Given information ->
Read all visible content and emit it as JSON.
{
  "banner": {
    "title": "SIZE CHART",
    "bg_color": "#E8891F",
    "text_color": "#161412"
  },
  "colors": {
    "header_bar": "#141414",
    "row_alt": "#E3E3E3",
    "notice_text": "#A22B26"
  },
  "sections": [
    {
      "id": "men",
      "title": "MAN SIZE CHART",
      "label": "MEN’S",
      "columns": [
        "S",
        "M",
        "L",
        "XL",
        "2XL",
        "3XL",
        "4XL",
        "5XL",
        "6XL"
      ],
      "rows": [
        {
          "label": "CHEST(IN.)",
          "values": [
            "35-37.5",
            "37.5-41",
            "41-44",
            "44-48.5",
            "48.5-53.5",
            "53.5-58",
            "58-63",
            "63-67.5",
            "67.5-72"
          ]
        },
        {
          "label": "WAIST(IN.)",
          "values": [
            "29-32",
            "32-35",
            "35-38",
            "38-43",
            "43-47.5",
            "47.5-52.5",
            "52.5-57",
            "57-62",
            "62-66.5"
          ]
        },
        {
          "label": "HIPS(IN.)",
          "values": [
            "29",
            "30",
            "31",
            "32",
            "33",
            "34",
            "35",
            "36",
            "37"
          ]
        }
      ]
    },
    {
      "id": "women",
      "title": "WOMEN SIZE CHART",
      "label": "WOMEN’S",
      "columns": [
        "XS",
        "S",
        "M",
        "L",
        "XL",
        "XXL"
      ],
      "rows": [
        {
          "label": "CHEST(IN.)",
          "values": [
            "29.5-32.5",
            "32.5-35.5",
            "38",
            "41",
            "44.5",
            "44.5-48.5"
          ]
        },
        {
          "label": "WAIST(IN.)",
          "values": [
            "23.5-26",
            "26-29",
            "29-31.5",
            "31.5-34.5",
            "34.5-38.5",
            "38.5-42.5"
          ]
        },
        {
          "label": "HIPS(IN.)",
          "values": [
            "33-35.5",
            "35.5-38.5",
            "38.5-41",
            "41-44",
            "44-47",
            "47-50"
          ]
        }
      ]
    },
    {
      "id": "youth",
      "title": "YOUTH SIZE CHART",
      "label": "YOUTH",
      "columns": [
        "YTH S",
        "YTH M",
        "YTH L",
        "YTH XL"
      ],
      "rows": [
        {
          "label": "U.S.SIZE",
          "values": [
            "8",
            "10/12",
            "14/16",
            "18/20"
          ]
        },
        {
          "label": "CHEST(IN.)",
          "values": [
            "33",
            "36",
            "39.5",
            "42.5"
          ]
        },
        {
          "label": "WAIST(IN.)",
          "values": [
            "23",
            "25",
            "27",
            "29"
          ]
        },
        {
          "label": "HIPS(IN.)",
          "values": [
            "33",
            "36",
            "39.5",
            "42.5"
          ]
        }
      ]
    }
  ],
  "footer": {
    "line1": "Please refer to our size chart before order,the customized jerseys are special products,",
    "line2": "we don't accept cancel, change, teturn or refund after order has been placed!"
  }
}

Given exercise -> Each entry above needs to be retyped exactly.

Full answer ->
Read all visible content and emit it as JSON.
{
  "banner": {
    "title": "SIZE CHART",
    "bg_color": "#E8891F",
    "text_color": "#161412"
  },
  "colors": {
    "header_bar": "#141414",
    "row_alt": "#E3E3E3",
    "notice_text": "#A22B26"
  },
  "sections": [
    {
      "id": "men",
      "title": "MAN SIZE CHART",
      "label": "MEN’S",
      "columns": [
        "S",
        "M",
        "L",
        "XL",
        "2XL",
        "3XL",
        "4XL",
        "5XL",
        "6XL"
      ],
      "rows": [
        {
          "label": "CHEST(IN.)",
          "values": [
            "35-37.5",
            "37.5-41",
            "41-44",
            "44-48.5",
            "48.5-53.5",
            "53.5-58",
            "58-63",
            "63-67.5",
            "67.5-72"
          ]
        },
        {
          "label": "WAIST(IN.)",
          "values": [
            "29-32",
            "32-35",
            "35-38",
            "38-43",
            "43-47.5",
            "47.5-52.5",
            "52.5-57",
            "57-62",
            "62-66.5"
          ]
        },
        {
          "label": "HIPS(IN.)",
          "values": [
            "29",
            "30",
            "31",
            "32",
            "33",
            "34",
            "35",
            "36",
            "37"
          ]
        }
      ]
    },
    {
      "id": "women",
      "title": "WOMEN SIZE CHART",
      "label": "WOMEN’S",
      "columns": [
        "XS",
        "S",
        "M",
        "L",
        "XL",
        "XXL"
      ],
      "rows": [
        {
          "label": "CHEST(IN.)",
          "values": [
            "29.5-32.5",
            "32.5-35.5",
            "38",
            "41",
            "44.5",
            "44.5-48.5"
          ]
        },
        {
          "label": "WAIST(IN.)",
          "values": [
            "23.5-26",
            "26-29",
            "29-31.5",
            "31.5-34.5",
            "34.5-38.5",
            "38.5-42.5"
          ]
        },
        {
          "label": "HIPS(IN.)",
          "values": [
            "33-35.5",
            "35.5-38.5",
            "38.5-41",
            "41-44",
            "44-47",
            "47-50"
          ]
        }
      ]
    },
    {
      "id": "youth",
      "title": "YOUTH SIZE CHART",
      "label": "YOUTH",
      "columns": [
        "YTH S",
        "YTH M",
        "YTH L",
        "YTH XL"
      ],
      "rows": [
        {
          "label": "U.S.SIZE",
          "values": [
            "8",
            "10/12",
            "14/16",
            "18/20"
          ]
        },
        {
          "label": "CHEST(IN.)",
          "values": [
            "33",
            "36",
            "39.5",
            "42.5"
          ]
        },
        {
          "label": "WAIST(IN.)",
          "values": [
            "23",
            "25",
            "27",
            "29"
          ]
        },
        {
          "label": "HIPS(IN.)",
          "values": [
            "33",
            "36",
            "39.5",
            "42.5"
          ]
        }
      ]
    }
  ],
  "footer": {
    "line1": "Please refer to our size chart before order,the customized jerseys are special products,",
    "line2": "we don't accept cancel, change, teturn or refund after order has been placed!"
  }
}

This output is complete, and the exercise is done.